_Work required_.
Give the number of lines in the records below that include "Zeytinyağı", and nothing more.

_Data to use_.
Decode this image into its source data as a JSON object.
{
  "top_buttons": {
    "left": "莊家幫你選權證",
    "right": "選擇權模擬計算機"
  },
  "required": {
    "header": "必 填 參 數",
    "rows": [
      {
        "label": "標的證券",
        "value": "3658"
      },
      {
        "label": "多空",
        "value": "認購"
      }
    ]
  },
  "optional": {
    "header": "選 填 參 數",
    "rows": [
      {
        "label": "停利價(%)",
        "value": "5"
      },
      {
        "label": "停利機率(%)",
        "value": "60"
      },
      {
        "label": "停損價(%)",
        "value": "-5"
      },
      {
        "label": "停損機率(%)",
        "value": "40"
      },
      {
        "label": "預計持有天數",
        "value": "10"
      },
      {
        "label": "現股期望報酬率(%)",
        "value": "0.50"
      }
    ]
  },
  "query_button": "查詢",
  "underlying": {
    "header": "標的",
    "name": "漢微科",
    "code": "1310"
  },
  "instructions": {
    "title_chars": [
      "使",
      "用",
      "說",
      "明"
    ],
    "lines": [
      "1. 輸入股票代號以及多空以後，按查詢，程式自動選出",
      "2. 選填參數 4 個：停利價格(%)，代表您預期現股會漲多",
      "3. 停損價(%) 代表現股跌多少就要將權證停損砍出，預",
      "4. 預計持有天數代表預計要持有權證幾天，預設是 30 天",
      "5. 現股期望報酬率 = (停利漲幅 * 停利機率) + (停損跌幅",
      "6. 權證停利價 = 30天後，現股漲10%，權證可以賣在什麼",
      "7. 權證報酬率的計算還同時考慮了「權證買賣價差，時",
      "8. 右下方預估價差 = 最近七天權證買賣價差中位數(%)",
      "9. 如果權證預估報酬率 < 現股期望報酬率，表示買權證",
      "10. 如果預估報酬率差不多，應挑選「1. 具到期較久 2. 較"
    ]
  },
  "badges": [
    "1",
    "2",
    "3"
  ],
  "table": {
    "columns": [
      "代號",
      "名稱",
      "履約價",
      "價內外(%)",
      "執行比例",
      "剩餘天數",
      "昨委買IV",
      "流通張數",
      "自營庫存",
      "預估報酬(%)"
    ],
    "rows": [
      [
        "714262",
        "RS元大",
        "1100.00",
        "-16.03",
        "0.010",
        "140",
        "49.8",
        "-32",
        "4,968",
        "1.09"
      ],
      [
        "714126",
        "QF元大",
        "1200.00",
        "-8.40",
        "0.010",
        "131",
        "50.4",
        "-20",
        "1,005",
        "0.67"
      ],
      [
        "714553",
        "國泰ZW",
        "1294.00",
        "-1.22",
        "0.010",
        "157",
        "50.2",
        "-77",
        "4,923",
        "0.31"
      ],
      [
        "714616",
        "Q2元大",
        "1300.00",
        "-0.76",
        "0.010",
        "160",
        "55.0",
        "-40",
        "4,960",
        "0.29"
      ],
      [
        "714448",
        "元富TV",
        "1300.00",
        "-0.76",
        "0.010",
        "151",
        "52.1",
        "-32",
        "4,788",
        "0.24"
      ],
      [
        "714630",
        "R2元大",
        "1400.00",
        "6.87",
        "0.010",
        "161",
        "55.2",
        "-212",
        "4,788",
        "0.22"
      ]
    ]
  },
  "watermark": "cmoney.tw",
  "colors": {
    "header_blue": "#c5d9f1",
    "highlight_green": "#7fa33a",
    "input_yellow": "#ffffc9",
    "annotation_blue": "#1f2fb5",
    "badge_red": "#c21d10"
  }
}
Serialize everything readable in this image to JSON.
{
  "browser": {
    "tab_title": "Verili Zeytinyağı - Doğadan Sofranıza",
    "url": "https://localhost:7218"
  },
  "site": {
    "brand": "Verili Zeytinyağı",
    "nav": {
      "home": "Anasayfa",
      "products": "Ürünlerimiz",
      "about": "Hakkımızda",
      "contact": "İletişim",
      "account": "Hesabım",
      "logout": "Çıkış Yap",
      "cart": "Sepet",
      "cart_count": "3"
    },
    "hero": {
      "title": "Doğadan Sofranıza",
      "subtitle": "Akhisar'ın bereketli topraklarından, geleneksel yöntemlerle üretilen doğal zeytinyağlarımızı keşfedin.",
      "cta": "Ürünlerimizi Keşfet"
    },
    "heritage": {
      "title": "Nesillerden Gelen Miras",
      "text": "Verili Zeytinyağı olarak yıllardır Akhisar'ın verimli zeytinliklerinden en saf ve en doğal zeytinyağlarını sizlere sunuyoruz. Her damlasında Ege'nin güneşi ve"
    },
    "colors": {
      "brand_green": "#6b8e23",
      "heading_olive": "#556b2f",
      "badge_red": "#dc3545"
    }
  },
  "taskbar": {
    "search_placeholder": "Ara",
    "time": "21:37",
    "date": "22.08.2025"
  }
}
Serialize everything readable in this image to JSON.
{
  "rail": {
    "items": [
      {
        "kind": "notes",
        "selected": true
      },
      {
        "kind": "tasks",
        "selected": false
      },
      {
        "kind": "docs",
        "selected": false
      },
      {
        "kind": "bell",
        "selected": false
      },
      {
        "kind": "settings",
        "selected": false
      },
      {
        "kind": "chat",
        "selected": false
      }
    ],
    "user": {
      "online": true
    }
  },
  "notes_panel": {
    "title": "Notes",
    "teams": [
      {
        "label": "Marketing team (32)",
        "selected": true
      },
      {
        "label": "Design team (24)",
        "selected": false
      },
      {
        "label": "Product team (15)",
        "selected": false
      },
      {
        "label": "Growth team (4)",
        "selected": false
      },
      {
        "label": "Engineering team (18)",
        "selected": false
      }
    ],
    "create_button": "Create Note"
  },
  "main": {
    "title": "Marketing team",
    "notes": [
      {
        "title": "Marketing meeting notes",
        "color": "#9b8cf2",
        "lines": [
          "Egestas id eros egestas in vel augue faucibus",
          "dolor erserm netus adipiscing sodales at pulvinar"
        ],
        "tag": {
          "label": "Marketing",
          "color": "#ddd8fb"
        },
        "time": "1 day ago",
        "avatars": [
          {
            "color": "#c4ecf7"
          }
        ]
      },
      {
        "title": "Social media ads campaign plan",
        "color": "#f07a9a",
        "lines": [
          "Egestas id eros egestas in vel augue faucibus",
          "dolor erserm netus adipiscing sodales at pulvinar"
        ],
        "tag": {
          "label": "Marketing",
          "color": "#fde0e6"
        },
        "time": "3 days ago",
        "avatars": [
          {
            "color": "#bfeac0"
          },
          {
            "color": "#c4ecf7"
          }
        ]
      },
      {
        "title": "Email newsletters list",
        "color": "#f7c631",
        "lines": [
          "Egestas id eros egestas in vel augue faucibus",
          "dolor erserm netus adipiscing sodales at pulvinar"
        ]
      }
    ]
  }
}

_Answer to this task_.
3